**出典抜粋:**
□ □ □ □ □

色々な御本で様々な情報のなかで意外と知らない本があるのは私も驚きです。戦前ならいざしらず、戦後出版の御本で知らない場合があるのには我ながら驚きました。

 

 勿論、日本で出版されていないからとか理由はあるのかも知れませんが、それなら『生長の家五拾年史』に掲載されていてもおかしくない。それが掲載されていないので、いままでその情報は全くなかったです。

 

それでも、私が編纂した『谷口雅春先生著作一覧表』は日本一の一覧表であると自負しております。

しかし、これを出版するにあたって苦労は堪えませんが現在では遣り甲斐だけで行っています。

 

 

そのことは自信をもっていえます。本部の著作集には負けないものはあります。それは本部の資料もある方から送って戴いたのでそれはわかります。

 

また、以前にも書きましたが重複しますが昨年はもう一つ重要な事をこのブログで書きました。

それは戦前の谷口雅春先生の禁書された本を発表させていただいたことです。内々には分かっている本もありましたが、実際ははっきりしたことはわかりませんでした。ただ、『生命の實相』に削除済の印鑑が押しているというので、その本が禁書であったということです。少し前後して申し訳ないがこの書いている内容は戦前の内務省警保局の関連である。

□ □ □ □ □

**保存データ:**
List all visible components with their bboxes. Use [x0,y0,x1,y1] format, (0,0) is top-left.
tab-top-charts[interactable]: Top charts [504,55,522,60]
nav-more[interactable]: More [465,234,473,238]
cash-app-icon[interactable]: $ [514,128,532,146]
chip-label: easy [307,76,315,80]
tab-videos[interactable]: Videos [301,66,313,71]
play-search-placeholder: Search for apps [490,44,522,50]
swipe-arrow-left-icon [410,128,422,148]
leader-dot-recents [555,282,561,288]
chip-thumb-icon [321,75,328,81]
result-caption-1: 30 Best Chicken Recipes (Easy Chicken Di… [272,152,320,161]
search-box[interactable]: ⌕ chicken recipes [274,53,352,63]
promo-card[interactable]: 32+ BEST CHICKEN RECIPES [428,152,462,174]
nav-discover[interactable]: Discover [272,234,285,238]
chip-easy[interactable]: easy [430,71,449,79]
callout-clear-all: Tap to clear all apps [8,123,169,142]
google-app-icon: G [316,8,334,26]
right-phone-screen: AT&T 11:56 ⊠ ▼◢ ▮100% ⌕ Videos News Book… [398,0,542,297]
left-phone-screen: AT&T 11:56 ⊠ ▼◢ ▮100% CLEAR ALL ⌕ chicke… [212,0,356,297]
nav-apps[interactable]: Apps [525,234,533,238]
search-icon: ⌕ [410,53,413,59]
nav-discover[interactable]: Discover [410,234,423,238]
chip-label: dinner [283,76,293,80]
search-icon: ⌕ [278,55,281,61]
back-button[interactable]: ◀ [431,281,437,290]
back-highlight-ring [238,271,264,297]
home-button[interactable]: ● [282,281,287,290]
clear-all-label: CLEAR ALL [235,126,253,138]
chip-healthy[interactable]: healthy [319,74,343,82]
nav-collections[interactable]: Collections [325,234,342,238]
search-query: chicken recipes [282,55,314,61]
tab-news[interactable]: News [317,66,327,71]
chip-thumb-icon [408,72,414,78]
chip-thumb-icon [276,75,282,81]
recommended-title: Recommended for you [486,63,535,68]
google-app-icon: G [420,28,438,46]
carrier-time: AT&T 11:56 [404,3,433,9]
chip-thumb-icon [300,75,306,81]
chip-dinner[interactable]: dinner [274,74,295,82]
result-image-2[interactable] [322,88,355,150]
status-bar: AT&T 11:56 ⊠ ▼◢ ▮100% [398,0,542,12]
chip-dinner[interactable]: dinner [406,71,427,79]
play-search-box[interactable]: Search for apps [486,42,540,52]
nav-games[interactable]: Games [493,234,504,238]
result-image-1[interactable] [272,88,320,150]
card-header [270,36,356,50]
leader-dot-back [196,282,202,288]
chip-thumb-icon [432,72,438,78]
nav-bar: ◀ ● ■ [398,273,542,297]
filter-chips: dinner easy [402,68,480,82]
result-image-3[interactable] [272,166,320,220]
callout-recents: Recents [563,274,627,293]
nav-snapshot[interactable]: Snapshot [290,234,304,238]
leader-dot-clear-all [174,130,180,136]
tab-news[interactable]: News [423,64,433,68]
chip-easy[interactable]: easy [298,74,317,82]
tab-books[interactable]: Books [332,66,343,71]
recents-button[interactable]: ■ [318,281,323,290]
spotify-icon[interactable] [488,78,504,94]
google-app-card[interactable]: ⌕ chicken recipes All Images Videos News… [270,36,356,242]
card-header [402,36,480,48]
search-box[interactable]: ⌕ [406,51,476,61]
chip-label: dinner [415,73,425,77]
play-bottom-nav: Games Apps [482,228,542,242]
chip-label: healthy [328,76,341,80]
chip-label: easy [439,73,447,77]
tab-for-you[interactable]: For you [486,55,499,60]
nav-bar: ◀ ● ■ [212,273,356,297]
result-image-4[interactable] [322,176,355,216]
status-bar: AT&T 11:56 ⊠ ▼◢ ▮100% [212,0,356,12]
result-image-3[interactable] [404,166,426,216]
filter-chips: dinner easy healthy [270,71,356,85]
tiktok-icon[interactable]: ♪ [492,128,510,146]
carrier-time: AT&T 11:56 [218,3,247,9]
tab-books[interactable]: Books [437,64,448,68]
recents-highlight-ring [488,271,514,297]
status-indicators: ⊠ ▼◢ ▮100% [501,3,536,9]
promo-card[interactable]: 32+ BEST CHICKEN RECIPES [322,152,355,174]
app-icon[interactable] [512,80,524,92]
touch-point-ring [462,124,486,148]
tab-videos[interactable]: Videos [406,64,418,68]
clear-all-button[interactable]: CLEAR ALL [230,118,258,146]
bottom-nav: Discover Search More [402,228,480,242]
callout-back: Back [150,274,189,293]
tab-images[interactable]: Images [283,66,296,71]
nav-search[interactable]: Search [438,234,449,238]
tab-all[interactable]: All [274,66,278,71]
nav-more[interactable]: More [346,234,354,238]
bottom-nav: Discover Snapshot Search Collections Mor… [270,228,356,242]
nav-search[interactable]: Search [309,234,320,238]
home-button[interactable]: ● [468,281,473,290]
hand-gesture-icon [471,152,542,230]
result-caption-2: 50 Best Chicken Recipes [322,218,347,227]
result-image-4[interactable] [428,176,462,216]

□ □ □ □ □

**演習課題:**
**a)** 抜粋の「また、以前にも書きましたが重」から「の内務省警保局の関連である。」に至るまでの部分を、一字も変えずに書き写してください。
**b)** 抜粋の次の一文を英語に訳してください。「それでも、私が編纂した『谷口雅春先生著作一覧表』は日本一の一覧表であると自負しております。」

**課題別解答:**
**a)**
また、以前にも書きましたが重複しますが昨年はもう一つ重要な事をこのブログで書きました。

それは戦前の谷口雅春先生の禁書された本を発表させていただいたことです。内々には分かっている本もありましたが、実際ははっきりしたことはわかりませんでした。ただ、『生命の實相』に削除済の印鑑が押しているというので、その本が禁書であったということです。少し前後して申し訳ないがこの書いている内容は戦前の内務省警保局の関連である。

**b)** Even so, I take pride in the belief that the "List of Works by Taniguchi Masaharu Sensei" that I compiled is the finest such list in Japan.